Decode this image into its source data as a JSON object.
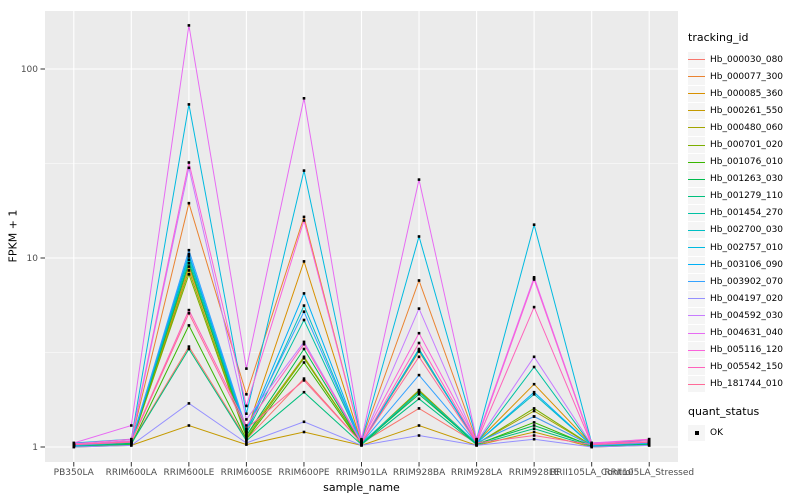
{
  "chart_data": {
    "type": "line",
    "title": "",
    "xlabel": "sample_name",
    "ylabel": "FPKM + 1",
    "y_scale": "log10",
    "ylim": [
      0.83,
      205
    ],
    "y_ticks": [
      1,
      10,
      100
    ],
    "y_minor_ticks": [
      3.1623,
      31.623
    ],
    "grid": "on",
    "legend_position": "right",
    "panel_bg": "#EBEBEB",
    "grid_color": "#FFFFFF",
    "axis_text_color": "#4D4D4D",
    "tick_color": "#333333",
    "point_color": "#000000",
    "categories": [
      "PB350LA",
      "RRIM600LA",
      "RRIM600LE",
      "RRIM600SE",
      "RRIM600PE",
      "RRIM901LA",
      "RRIM928BA",
      "RRIM928LA",
      "RRIM928LE",
      "RRII105LA_Control",
      "RRII105LA_Stressed"
    ],
    "series": [
      {
        "name": "Hb_000030_080",
        "color": "#F8766D",
        "values": [
          1.02,
          1.05,
          3.4,
          1.1,
          2.3,
          1.05,
          1.6,
          1.05,
          1.45,
          1.02,
          1.05
        ]
      },
      {
        "name": "Hb_000077_300",
        "color": "#EA8331",
        "values": [
          1.03,
          1.08,
          19.5,
          1.9,
          16.5,
          1.08,
          7.6,
          1.08,
          7.8,
          1.05,
          1.08
        ]
      },
      {
        "name": "Hb_000085_360",
        "color": "#D89000",
        "values": [
          1.02,
          1.05,
          9.0,
          1.2,
          9.6,
          1.05,
          3.2,
          1.06,
          2.15,
          1.03,
          1.05
        ]
      },
      {
        "name": "Hb_000261_550",
        "color": "#C49A00",
        "values": [
          1.0,
          1.02,
          1.3,
          1.03,
          1.2,
          1.02,
          1.3,
          1.02,
          1.2,
          1.0,
          1.02
        ]
      },
      {
        "name": "Hb_000480_060",
        "color": "#A3A500",
        "values": [
          1.02,
          1.04,
          8.6,
          1.15,
          3.0,
          1.04,
          2.0,
          1.04,
          1.55,
          1.02,
          1.04
        ]
      },
      {
        "name": "Hb_000701_020",
        "color": "#7CAE00",
        "values": [
          1.02,
          1.05,
          8.2,
          1.12,
          2.95,
          1.04,
          1.98,
          1.04,
          1.6,
          1.02,
          1.04
        ]
      },
      {
        "name": "Hb_001076_010",
        "color": "#39B600",
        "values": [
          1.01,
          1.03,
          4.4,
          1.1,
          2.8,
          1.03,
          1.95,
          1.03,
          1.35,
          1.01,
          1.03
        ]
      },
      {
        "name": "Hb_001263_030",
        "color": "#00BB4E",
        "values": [
          1.02,
          1.05,
          9.4,
          1.15,
          3.3,
          1.04,
          1.9,
          1.04,
          1.3,
          1.02,
          1.04
        ]
      },
      {
        "name": "Hb_001279_110",
        "color": "#00BF7D",
        "values": [
          1.01,
          1.04,
          3.3,
          1.08,
          1.95,
          1.03,
          1.8,
          1.03,
          1.25,
          1.01,
          1.03
        ]
      },
      {
        "name": "Hb_001454_270",
        "color": "#00C1A3",
        "values": [
          1.02,
          1.06,
          9.8,
          1.18,
          4.7,
          1.05,
          3.3,
          1.05,
          2.65,
          1.02,
          1.05
        ]
      },
      {
        "name": "Hb_002700_030",
        "color": "#00BFC4",
        "values": [
          1.02,
          1.06,
          10.2,
          1.2,
          5.6,
          1.05,
          1.95,
          1.05,
          1.9,
          1.02,
          1.05
        ]
      },
      {
        "name": "Hb_002757_010",
        "color": "#00BAE0",
        "values": [
          1.05,
          1.1,
          65,
          1.5,
          29,
          1.08,
          13,
          1.1,
          15,
          1.05,
          1.08
        ]
      },
      {
        "name": "Hb_003106_090",
        "color": "#00B0F6",
        "values": [
          1.02,
          1.07,
          10.5,
          1.22,
          6.5,
          1.05,
          3.25,
          1.05,
          1.95,
          1.02,
          1.05
        ]
      },
      {
        "name": "Hb_003902_070",
        "color": "#35A2FF",
        "values": [
          1.02,
          1.06,
          11.0,
          1.25,
          5.2,
          1.05,
          2.4,
          1.05,
          1.45,
          1.02,
          1.05
        ]
      },
      {
        "name": "Hb_004197_020",
        "color": "#9590FF",
        "values": [
          1.0,
          1.02,
          1.7,
          1.05,
          1.36,
          1.02,
          1.15,
          1.02,
          1.1,
          1.0,
          1.02
        ]
      },
      {
        "name": "Hb_004592_030",
        "color": "#C77CFF",
        "values": [
          1.03,
          1.08,
          30,
          1.4,
          3.6,
          1.06,
          5.4,
          1.06,
          3.0,
          1.03,
          1.06
        ]
      },
      {
        "name": "Hb_004631_040",
        "color": "#E76BF3",
        "values": [
          1.05,
          1.3,
          170,
          2.6,
          70,
          1.1,
          26,
          1.1,
          7.9,
          1.05,
          1.1
        ]
      },
      {
        "name": "Hb_005116_120",
        "color": "#FA62DB",
        "values": [
          1.04,
          1.1,
          32,
          1.65,
          15.8,
          1.08,
          4.0,
          1.08,
          7.7,
          1.04,
          1.1
        ]
      },
      {
        "name": "Hb_005542_150",
        "color": "#FF62BC",
        "values": [
          1.03,
          1.07,
          5.3,
          1.3,
          3.5,
          1.05,
          3.55,
          1.06,
          5.5,
          1.03,
          1.08
        ]
      },
      {
        "name": "Hb_181744_010",
        "color": "#FF6A98",
        "values": [
          1.03,
          1.06,
          5.1,
          1.25,
          2.25,
          1.05,
          3.0,
          1.05,
          1.15,
          1.03,
          1.06
        ]
      }
    ],
    "legend": {
      "tracking_title": "tracking_id",
      "quant_title": "quant_status",
      "quant_items": [
        {
          "label": "OK",
          "marker": "square",
          "color": "#000000"
        }
      ]
    }
  }
}
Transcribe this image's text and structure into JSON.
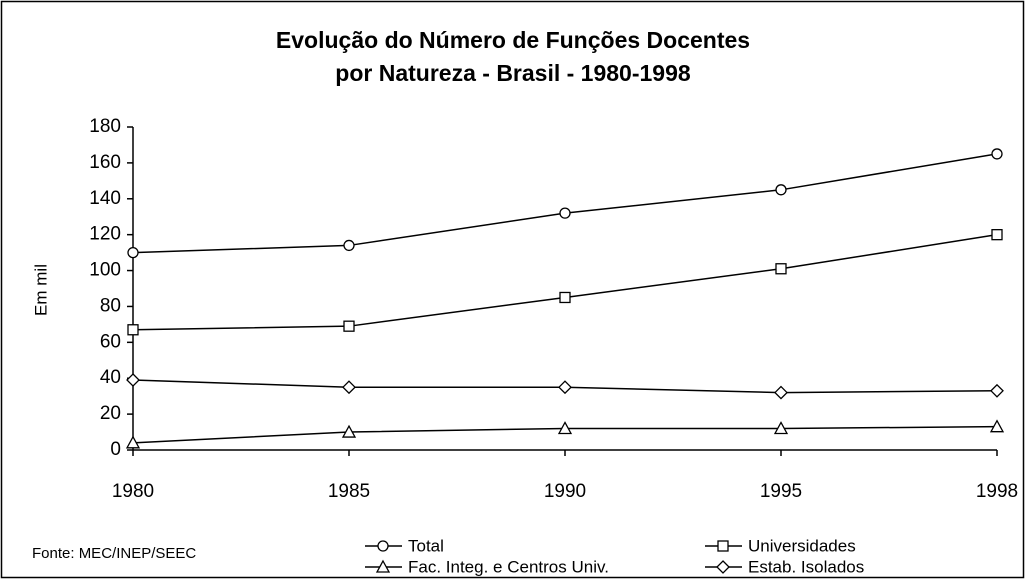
{
  "chart_data": {
    "type": "line",
    "title": [
      "Evolução do Número de Funções Docentes",
      "por Natureza - Brasil - 1980-1998"
    ],
    "y_label": "Em mil",
    "source": "Fonte: MEC/INEP/SEEC",
    "categories": [
      "1980",
      "1985",
      "1990",
      "1995",
      "1998"
    ],
    "ylim": [
      0,
      180
    ],
    "yticks": [
      0,
      20,
      40,
      60,
      80,
      100,
      120,
      140,
      160,
      180
    ],
    "series": [
      {
        "name": "Total",
        "color": "#000000",
        "marker": "circle",
        "values": [
          110,
          114,
          132,
          145,
          165
        ]
      },
      {
        "name": "Universidades",
        "color": "#000000",
        "marker": "square",
        "values": [
          67,
          69,
          85,
          101,
          120
        ]
      },
      {
        "name": "Fac. Integ. e Centros Univ.",
        "color": "#000000",
        "marker": "triangle",
        "values": [
          4,
          10,
          12,
          12,
          13
        ]
      },
      {
        "name": "Estab. Isolados",
        "color": "#000000",
        "marker": "diamond",
        "values": [
          39,
          35,
          35,
          32,
          33
        ]
      }
    ]
  }
}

• [Objective]: Make an exact copy of all the material, but keep the pictures out of it.

• [Output for this exercise]:
Decode this image into its source data as a JSON object.
{
  "chart_data": {
    "type": "line",
    "title": "",
    "xlabel": "sample_name",
    "ylabel": "FPKM + 1",
    "y_scale": "log10",
    "ylim": [
      0.83,
      205
    ],
    "y_ticks": [
      1,
      10,
      100
    ],
    "y_minor_ticks": [
      3.1623,
      31.623
    ],
    "grid": "on",
    "legend_position": "right",
    "panel_bg": "#EBEBEB",
    "grid_color": "#FFFFFF",
    "axis_text_color": "#4D4D4D",
    "tick_color": "#333333",
    "point_color": "#000000",
    "categories": [
      "PB350LA",
      "RRIM600LA",
      "RRIM600LE",
      "RRIM600SE",
      "RRIM600PE",
      "RRIM901LA",
      "RRIM928BA",
      "RRIM928LA",
      "RRIM928LE",
      "RRII105LA_Control",
      "RRII105LA_Stressed"
    ],
    "series": [
      {
        "name": "Hb_000030_080",
        "color": "#F8766D",
        "values": [
          1.02,
          1.05,
          3.4,
          1.1,
          2.3,
          1.05,
          1.6,
          1.05,
          1.45,
          1.02,
          1.05
        ]
      },
      {
        "name": "Hb_000077_300",
        "color": "#EA8331",
        "values": [
          1.03,
          1.08,
          19.5,
          1.9,
          16.5,
          1.08,
          7.6,
          1.08,
          7.8,
          1.05,
          1.08
        ]
      },
      {
        "name": "Hb_000085_360",
        "color": "#D89000",
        "values": [
          1.02,
          1.05,
          9.0,
          1.2,
          9.6,
          1.05,
          3.2,
          1.06,
          2.15,
          1.03,
          1.05
        ]
      },
      {
        "name": "Hb_000261_550",
        "color": "#C49A00",
        "values": [
          1.0,
          1.02,
          1.3,
          1.03,
          1.2,
          1.02,
          1.3,
          1.02,
          1.2,
          1.0,
          1.02
        ]
      },
      {
        "name": "Hb_000480_060",
        "color": "#A3A500",
        "values": [
          1.02,
          1.04,
          8.6,
          1.15,
          3.0,
          1.04,
          2.0,
          1.04,
          1.55,
          1.02,
          1.04
        ]
      },
      {
        "name": "Hb_000701_020",
        "color": "#7CAE00",
        "values": [
          1.02,
          1.05,
          8.2,
          1.12,
          2.95,
          1.04,
          1.98,
          1.04,
          1.6,
          1.02,
          1.04
        ]
      },
      {
        "name": "Hb_001076_010",
        "color": "#39B600",
        "values": [
          1.01,
          1.03,
          4.4,
          1.1,
          2.8,
          1.03,
          1.95,
          1.03,
          1.35,
          1.01,
          1.03
        ]
      },
      {
        "name": "Hb_001263_030",
        "color": "#00BB4E",
        "values": [
          1.02,
          1.05,
          9.4,
          1.15,
          3.3,
          1.04,
          1.9,
          1.04,
          1.3,
          1.02,
          1.04
        ]
      },
      {
        "name": "Hb_001279_110",
        "color": "#00BF7D",
        "values": [
          1.01,
          1.04,
          3.3,
          1.08,
          1.95,
          1.03,
          1.8,
          1.03,
          1.25,
          1.01,
          1.03
        ]
      },
      {
        "name": "Hb_001454_270",
        "color": "#00C1A3",
        "values": [
          1.02,
          1.06,
          9.8,
          1.18,
          4.7,
          1.05,
          3.3,
          1.05,
          2.65,
          1.02,
          1.05
        ]
      },
      {
        "name": "Hb_002700_030",
        "color": "#00BFC4",
        "values": [
          1.02,
          1.06,
          10.2,
          1.2,
          5.6,
          1.05,
          1.95,
          1.05,
          1.9,
          1.02,
          1.05
        ]
      },
      {
        "name": "Hb_002757_010",
        "color": "#00BAE0",
        "values": [
          1.05,
          1.1,
          65,
          1.5,
          29,
          1.08,
          13,
          1.1,
          15,
          1.05,
          1.08
        ]
      },
      {
        "name": "Hb_003106_090",
        "color": "#00B0F6",
        "values": [
          1.02,
          1.07,
          10.5,
          1.22,
          6.5,
          1.05,
          3.25,
          1.05,
          1.95,
          1.02,
          1.05
        ]
      },
      {
        "name": "Hb_003902_070",
        "color": "#35A2FF",
        "values": [
          1.02,
          1.06,
          11.0,
          1.25,
          5.2,
          1.05,
          2.4,
          1.05,
          1.45,
          1.02,
          1.05
        ]
      },
      {
        "name": "Hb_004197_020",
        "color": "#9590FF",
        "values": [
          1.0,
          1.02,
          1.7,
          1.05,
          1.36,
          1.02,
          1.15,
          1.02,
          1.1,
          1.0,
          1.02
        ]
      },
      {
        "name": "Hb_004592_030",
        "color": "#C77CFF",
        "values": [
          1.03,
          1.08,
          30,
          1.4,
          3.6,
          1.06,
          5.4,
          1.06,
          3.0,
          1.03,
          1.06
        ]
      },
      {
        "name": "Hb_004631_040",
        "color": "#E76BF3",
        "values": [
          1.05,
          1.3,
          170,
          2.6,
          70,
          1.1,
          26,
          1.1,
          7.9,
          1.05,
          1.1
        ]
      },
      {
        "name": "Hb_005116_120",
        "color": "#FA62DB",
        "values": [
          1.04,
          1.1,
          32,
          1.65,
          15.8,
          1.08,
          4.0,
          1.08,
          7.7,
          1.04,
          1.1
        ]
      },
      {
        "name": "Hb_005542_150",
        "color": "#FF62BC",
        "values": [
          1.03,
          1.07,
          5.3,
          1.3,
          3.5,
          1.05,
          3.55,
          1.06,
          5.5,
          1.03,
          1.08
        ]
      },
      {
        "name": "Hb_181744_010",
        "color": "#FF6A98",
        "values": [
          1.03,
          1.06,
          5.1,
          1.25,
          2.25,
          1.05,
          3.0,
          1.05,
          1.15,
          1.03,
          1.06
        ]
      }
    ],
    "legend": {
      "tracking_title": "tracking_id",
      "quant_title": "quant_status",
      "quant_items": [
        {
          "label": "OK",
          "marker": "square",
          "color": "#000000"
        }
      ]
    }
  }
}
Transcribe this image's text and structure into JSON.
{
  "chart_data": {
    "type": "line",
    "title": [
      "Evolução do Número de Funções Docentes",
      "por Natureza - Brasil - 1980-1998"
    ],
    "y_label": "Em mil",
    "source": "Fonte: MEC/INEP/SEEC",
    "categories": [
      "1980",
      "1985",
      "1990",
      "1995",
      "1998"
    ],
    "ylim": [
      0,
      180
    ],
    "yticks": [
      0,
      20,
      40,
      60,
      80,
      100,
      120,
      140,
      160,
      180
    ],
    "series": [
      {
        "name": "Total",
        "color": "#000000",
        "marker": "circle",
        "values": [
          110,
          114,
          132,
          145,
          165
        ]
      },
      {
        "name": "Universidades",
        "color": "#000000",
        "marker": "square",
        "values": [
          67,
          69,
          85,
          101,
          120
        ]
      },
      {
        "name": "Fac. Integ. e Centros Univ.",
        "color": "#000000",
        "marker": "triangle",
        "values": [
          4,
          10,
          12,
          12,
          13
        ]
      },
      {
        "name": "Estab. Isolados",
        "color": "#000000",
        "marker": "diamond",
        "values": [
          39,
          35,
          35,
          32,
          33
        ]
      }
    ]
  }
}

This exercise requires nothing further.